### Exercise prompt
Transcribe the listing in full, excluding any pictures.

Structured figure records:
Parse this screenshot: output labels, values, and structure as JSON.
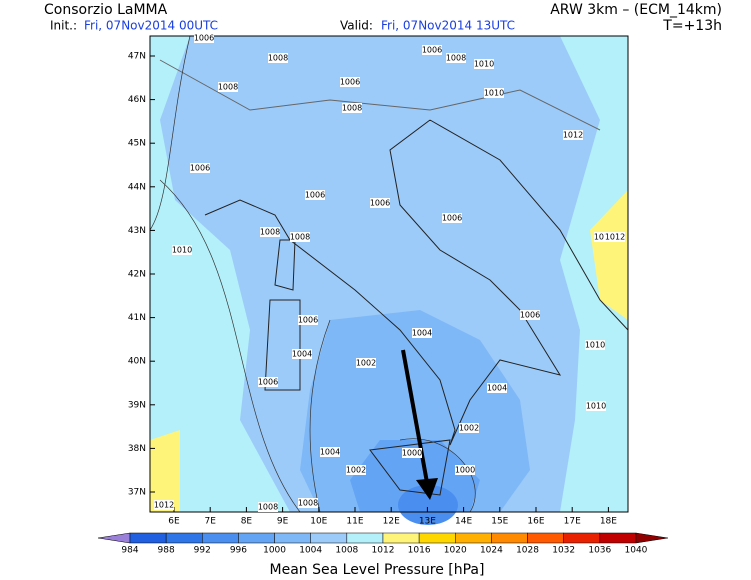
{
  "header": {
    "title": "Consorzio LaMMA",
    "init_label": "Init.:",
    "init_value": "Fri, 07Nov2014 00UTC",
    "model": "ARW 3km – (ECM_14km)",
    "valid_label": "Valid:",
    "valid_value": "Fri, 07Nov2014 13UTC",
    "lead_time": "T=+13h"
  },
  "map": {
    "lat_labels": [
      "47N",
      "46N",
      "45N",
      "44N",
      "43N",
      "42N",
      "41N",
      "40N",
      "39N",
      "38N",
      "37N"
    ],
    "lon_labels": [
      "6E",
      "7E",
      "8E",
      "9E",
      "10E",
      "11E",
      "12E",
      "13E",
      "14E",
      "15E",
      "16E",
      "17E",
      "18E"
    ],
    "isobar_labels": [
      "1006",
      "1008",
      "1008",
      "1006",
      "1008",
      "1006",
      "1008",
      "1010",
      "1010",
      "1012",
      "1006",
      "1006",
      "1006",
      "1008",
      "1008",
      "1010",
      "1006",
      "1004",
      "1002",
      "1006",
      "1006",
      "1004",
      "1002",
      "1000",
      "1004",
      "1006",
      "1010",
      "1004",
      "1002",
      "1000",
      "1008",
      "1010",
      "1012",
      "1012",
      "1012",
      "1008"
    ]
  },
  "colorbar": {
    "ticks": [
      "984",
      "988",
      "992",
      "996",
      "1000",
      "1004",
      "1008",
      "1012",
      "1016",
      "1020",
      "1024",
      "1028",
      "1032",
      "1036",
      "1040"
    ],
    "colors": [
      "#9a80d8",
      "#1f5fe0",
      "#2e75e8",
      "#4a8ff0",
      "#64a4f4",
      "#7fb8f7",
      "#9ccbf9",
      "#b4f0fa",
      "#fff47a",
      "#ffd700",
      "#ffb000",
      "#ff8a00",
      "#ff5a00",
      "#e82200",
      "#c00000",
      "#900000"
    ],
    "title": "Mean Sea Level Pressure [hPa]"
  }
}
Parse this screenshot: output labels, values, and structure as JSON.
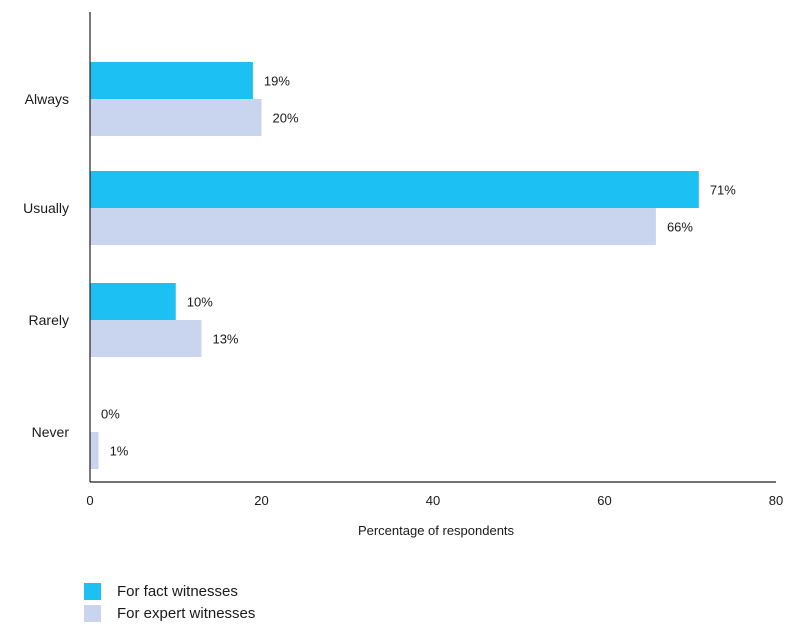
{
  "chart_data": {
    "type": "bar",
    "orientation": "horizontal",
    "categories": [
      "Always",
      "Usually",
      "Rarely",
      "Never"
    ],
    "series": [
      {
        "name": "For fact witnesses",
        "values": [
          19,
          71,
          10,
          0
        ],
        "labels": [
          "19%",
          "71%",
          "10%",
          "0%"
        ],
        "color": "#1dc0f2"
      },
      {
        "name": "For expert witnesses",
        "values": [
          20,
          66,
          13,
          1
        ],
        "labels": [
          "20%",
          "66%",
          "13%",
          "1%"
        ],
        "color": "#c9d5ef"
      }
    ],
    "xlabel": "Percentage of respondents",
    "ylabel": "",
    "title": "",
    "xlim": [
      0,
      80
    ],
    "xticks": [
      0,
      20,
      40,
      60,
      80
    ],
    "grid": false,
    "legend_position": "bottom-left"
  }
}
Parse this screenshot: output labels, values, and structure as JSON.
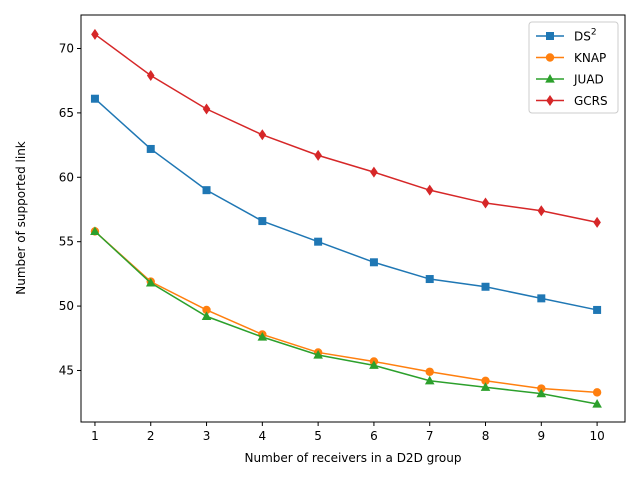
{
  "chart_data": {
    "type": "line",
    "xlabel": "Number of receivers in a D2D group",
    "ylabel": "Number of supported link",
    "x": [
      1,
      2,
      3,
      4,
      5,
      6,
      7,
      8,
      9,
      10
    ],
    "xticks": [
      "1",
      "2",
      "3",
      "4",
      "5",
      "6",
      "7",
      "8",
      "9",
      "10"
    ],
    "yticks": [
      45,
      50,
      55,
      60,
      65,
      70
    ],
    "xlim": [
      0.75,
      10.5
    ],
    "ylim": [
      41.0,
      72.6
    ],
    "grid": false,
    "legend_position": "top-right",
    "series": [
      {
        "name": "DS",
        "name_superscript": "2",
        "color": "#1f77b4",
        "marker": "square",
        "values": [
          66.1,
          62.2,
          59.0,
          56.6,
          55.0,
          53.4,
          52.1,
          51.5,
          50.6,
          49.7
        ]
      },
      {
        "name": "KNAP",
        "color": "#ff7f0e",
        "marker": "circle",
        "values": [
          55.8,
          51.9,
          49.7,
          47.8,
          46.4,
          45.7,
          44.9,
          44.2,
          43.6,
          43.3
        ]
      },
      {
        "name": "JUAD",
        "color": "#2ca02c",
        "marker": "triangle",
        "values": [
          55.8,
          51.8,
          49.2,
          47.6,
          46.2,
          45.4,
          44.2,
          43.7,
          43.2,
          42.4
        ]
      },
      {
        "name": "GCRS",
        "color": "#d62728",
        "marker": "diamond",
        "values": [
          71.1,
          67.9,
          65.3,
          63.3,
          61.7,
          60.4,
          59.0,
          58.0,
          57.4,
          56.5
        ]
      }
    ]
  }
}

### Completed exercise
Parse this screenshot: output labels, values, and structure as JSON.
{
  "header": {
    "title": "Consorzio LaMMA",
    "init_label": "Init.:",
    "init_value": "Fri, 07Nov2014 00UTC",
    "model": "ARW 3km – (ECM_14km)",
    "valid_label": "Valid:",
    "valid_value": "Fri, 07Nov2014 13UTC",
    "lead_time": "T=+13h"
  },
  "map": {
    "lat_labels": [
      "47N",
      "46N",
      "45N",
      "44N",
      "43N",
      "42N",
      "41N",
      "40N",
      "39N",
      "38N",
      "37N"
    ],
    "lon_labels": [
      "6E",
      "7E",
      "8E",
      "9E",
      "10E",
      "11E",
      "12E",
      "13E",
      "14E",
      "15E",
      "16E",
      "17E",
      "18E"
    ],
    "isobar_labels": [
      "1006",
      "1008",
      "1008",
      "1006",
      "1008",
      "1006",
      "1008",
      "1010",
      "1010",
      "1012",
      "1006",
      "1006",
      "1006",
      "1008",
      "1008",
      "1010",
      "1006",
      "1004",
      "1002",
      "1006",
      "1006",
      "1004",
      "1002",
      "1000",
      "1004",
      "1006",
      "1010",
      "1004",
      "1002",
      "1000",
      "1008",
      "1010",
      "1012",
      "1012",
      "1012",
      "1008"
    ]
  },
  "colorbar": {
    "ticks": [
      "984",
      "988",
      "992",
      "996",
      "1000",
      "1004",
      "1008",
      "1012",
      "1016",
      "1020",
      "1024",
      "1028",
      "1032",
      "1036",
      "1040"
    ],
    "colors": [
      "#9a80d8",
      "#1f5fe0",
      "#2e75e8",
      "#4a8ff0",
      "#64a4f4",
      "#7fb8f7",
      "#9ccbf9",
      "#b4f0fa",
      "#fff47a",
      "#ffd700",
      "#ffb000",
      "#ff8a00",
      "#ff5a00",
      "#e82200",
      "#c00000",
      "#900000"
    ],
    "title": "Mean Sea Level Pressure [hPa]"
  }
}
Parse this screenshot: output labels, values, and structure as JSON.
{
  "chart_data": {
    "type": "bar",
    "orientation": "horizontal",
    "categories": [
      "Always",
      "Usually",
      "Rarely",
      "Never"
    ],
    "series": [
      {
        "name": "For fact witnesses",
        "values": [
          19,
          71,
          10,
          0
        ],
        "labels": [
          "19%",
          "71%",
          "10%",
          "0%"
        ],
        "color": "#1dc0f2"
      },
      {
        "name": "For expert witnesses",
        "values": [
          20,
          66,
          13,
          1
        ],
        "labels": [
          "20%",
          "66%",
          "13%",
          "1%"
        ],
        "color": "#c9d5ef"
      }
    ],
    "xlabel": "Percentage of respondents",
    "ylabel": "",
    "title": "",
    "xlim": [
      0,
      80
    ],
    "xticks": [
      0,
      20,
      40,
      60,
      80
    ],
    "grid": false,
    "legend_position": "bottom-left"
  }
}
Parse this screenshot: output labels, values, and structure as JSON.
{
  "chart_data": {
    "type": "line",
    "xlabel": "Number of receivers in a D2D group",
    "ylabel": "Number of supported link",
    "x": [
      1,
      2,
      3,
      4,
      5,
      6,
      7,
      8,
      9,
      10
    ],
    "xticks": [
      "1",
      "2",
      "3",
      "4",
      "5",
      "6",
      "7",
      "8",
      "9",
      "10"
    ],
    "yticks": [
      45,
      50,
      55,
      60,
      65,
      70
    ],
    "xlim": [
      0.75,
      10.5
    ],
    "ylim": [
      41.0,
      72.6
    ],
    "grid": false,
    "legend_position": "top-right",
    "series": [
      {
        "name": "DS",
        "name_superscript": "2",
        "color": "#1f77b4",
        "marker": "square",
        "values": [
          66.1,
          62.2,
          59.0,
          56.6,
          55.0,
          53.4,
          52.1,
          51.5,
          50.6,
          49.7
        ]
      },
      {
        "name": "KNAP",
        "color": "#ff7f0e",
        "marker": "circle",
        "values": [
          55.8,
          51.9,
          49.7,
          47.8,
          46.4,
          45.7,
          44.9,
          44.2,
          43.6,
          43.3
        ]
      },
      {
        "name": "JUAD",
        "color": "#2ca02c",
        "marker": "triangle",
        "values": [
          55.8,
          51.8,
          49.2,
          47.6,
          46.2,
          45.4,
          44.2,
          43.7,
          43.2,
          42.4
        ]
      },
      {
        "name": "GCRS",
        "color": "#d62728",
        "marker": "diamond",
        "values": [
          71.1,
          67.9,
          65.3,
          63.3,
          61.7,
          60.4,
          59.0,
          58.0,
          57.4,
          56.5
        ]
      }
    ]
  }
}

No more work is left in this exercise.